Short task: From the listing below, return each line that includes "name".

BEGIN Recorded information

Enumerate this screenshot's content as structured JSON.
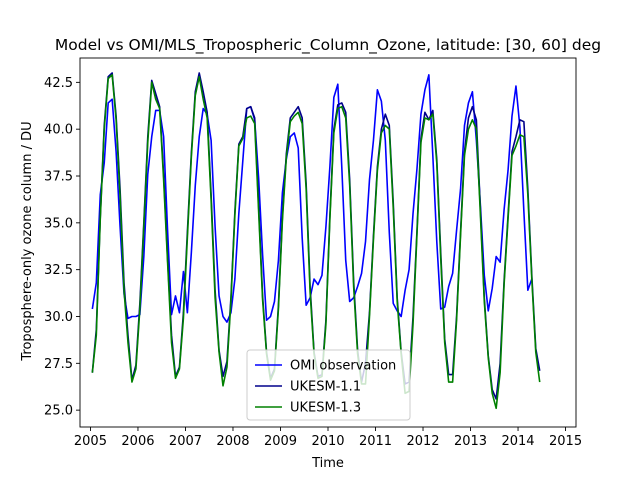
{
  "chart_data": {
    "type": "line",
    "title": "Model vs OMI/MLS_Tropospheric_Column_Ozone, latitude: [30, 60] deg",
    "xlabel": "Time",
    "ylabel": "Troposphere-only ozone column / DU",
    "xlim": [
      2004.78,
      2015.22
    ],
    "ylim": [
      24.1,
      43.8
    ],
    "xticks": [
      2005,
      2006,
      2007,
      2008,
      2009,
      2010,
      2011,
      2012,
      2013,
      2014,
      2015
    ],
    "xtick_labels": [
      "2005",
      "2006",
      "2007",
      "2008",
      "2009",
      "2010",
      "2011",
      "2012",
      "2013",
      "2014",
      "2015"
    ],
    "yticks": [
      25.0,
      27.5,
      30.0,
      32.5,
      35.0,
      37.5,
      40.0,
      42.5
    ],
    "ytick_labels": [
      "25.0",
      "27.5",
      "30.0",
      "32.5",
      "35.0",
      "37.5",
      "40.0",
      "42.5"
    ],
    "grid": false,
    "legend_position": "lower-center",
    "x_start": 2005.04,
    "x_step": 0.08333,
    "series": [
      {
        "name": "OMI observation",
        "color": "#0000ff",
        "values": [
          30.4,
          31.8,
          36.5,
          38.2,
          41.4,
          41.6,
          38.8,
          34.8,
          31.2,
          29.9,
          30.0,
          30.0,
          30.1,
          33.2,
          37.6,
          39.6,
          41.0,
          41.0,
          39.6,
          34.6,
          30.1,
          31.1,
          30.2,
          32.4,
          30.2,
          33.4,
          37.0,
          39.6,
          41.1,
          40.8,
          39.4,
          34.8,
          31.1,
          30.0,
          29.7,
          30.2,
          32.0,
          35.5,
          38.3,
          41.1,
          41.2,
          40.5,
          37.4,
          33.3,
          29.8,
          30.0,
          30.8,
          33.0,
          36.6,
          38.4,
          39.6,
          39.8,
          39.0,
          34.2,
          30.6,
          31.0,
          32.0,
          31.7,
          32.2,
          34.8,
          38.0,
          41.7,
          42.4,
          38.0,
          33.0,
          30.8,
          31.0,
          31.6,
          32.3,
          34.0,
          37.3,
          39.4,
          42.1,
          41.5,
          39.4,
          34.5,
          30.7,
          30.3,
          30.0,
          31.4,
          32.5,
          35.5,
          37.9,
          40.8,
          42.1,
          42.9,
          38.6,
          34.0,
          30.4,
          30.5,
          31.6,
          32.3,
          34.6,
          36.8,
          40.2,
          41.4,
          42.0,
          39.4,
          36.0,
          32.2,
          30.3,
          31.5,
          33.2,
          32.9,
          35.7,
          37.8,
          40.7,
          42.3,
          40.1,
          35.6,
          31.4,
          32.0
        ]
      },
      {
        "name": "UKESM-1.1",
        "color": "#00008b",
        "values": [
          27.0,
          29.3,
          35.3,
          40.2,
          42.8,
          43.0,
          40.7,
          36.8,
          31.8,
          29.0,
          26.6,
          27.4,
          30.7,
          35.0,
          39.6,
          42.6,
          41.9,
          41.2,
          37.6,
          33.1,
          29.0,
          26.8,
          27.3,
          30.2,
          34.5,
          38.7,
          42.0,
          43.0,
          42.0,
          40.9,
          36.5,
          31.4,
          28.2,
          26.8,
          27.6,
          31.0,
          35.6,
          39.2,
          39.6,
          41.1,
          41.2,
          40.6,
          35.9,
          31.1,
          28.1,
          26.7,
          27.2,
          30.6,
          35.3,
          38.7,
          40.6,
          40.9,
          41.2,
          40.6,
          37.1,
          31.6,
          28.1,
          26.8,
          26.9,
          29.8,
          35.4,
          40.0,
          41.3,
          41.4,
          40.9,
          37.3,
          31.9,
          28.2,
          26.5,
          27.5,
          30.2,
          34.3,
          38.0,
          40.0,
          40.8,
          40.2,
          36.1,
          31.0,
          28.1,
          26.4,
          26.5,
          30.0,
          34.6,
          39.5,
          40.9,
          40.5,
          41.0,
          38.4,
          33.4,
          28.8,
          26.9,
          26.9,
          30.0,
          34.5,
          38.8,
          40.6,
          41.2,
          40.5,
          35.8,
          31.0,
          27.9,
          26.1,
          25.6,
          27.5,
          31.9,
          35.4,
          38.8,
          39.6,
          40.5,
          40.4,
          36.8,
          32.2,
          28.3,
          27.1
        ]
      },
      {
        "name": "UKESM-1.3",
        "color": "#008000",
        "values": [
          27.0,
          29.0,
          35.2,
          40.0,
          42.7,
          42.9,
          40.5,
          36.4,
          31.4,
          28.6,
          26.5,
          27.2,
          30.4,
          34.8,
          39.3,
          42.5,
          41.6,
          41.1,
          37.3,
          32.9,
          28.6,
          26.7,
          27.2,
          29.9,
          34.2,
          38.5,
          41.8,
          42.8,
          41.6,
          40.6,
          36.2,
          31.0,
          28.1,
          26.3,
          27.3,
          30.8,
          35.4,
          39.1,
          39.5,
          40.6,
          40.7,
          40.3,
          35.6,
          30.9,
          28.0,
          26.6,
          27.1,
          30.4,
          35.1,
          38.5,
          40.4,
          40.7,
          40.9,
          40.3,
          36.8,
          31.3,
          28.0,
          26.7,
          26.8,
          29.6,
          35.2,
          39.8,
          41.1,
          41.2,
          40.6,
          37.0,
          31.6,
          28.0,
          26.4,
          26.4,
          30.0,
          34.1,
          37.8,
          39.8,
          40.2,
          40.0,
          35.8,
          30.8,
          28.0,
          25.9,
          26.0,
          29.6,
          34.4,
          39.3,
          40.6,
          40.5,
          40.8,
          38.2,
          33.1,
          28.6,
          26.5,
          26.5,
          29.8,
          34.3,
          38.6,
          40.0,
          40.5,
          40.0,
          35.5,
          30.8,
          27.8,
          25.9,
          25.1,
          27.0,
          31.7,
          35.2,
          38.6,
          39.1,
          39.7,
          39.6,
          36.5,
          32.0,
          28.1,
          26.5
        ]
      }
    ]
  }
}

END Recorded information

Right answer:
        "name": "OMI observation",
        "name": "UKESM-1.1",
        "name": "UKESM-1.3",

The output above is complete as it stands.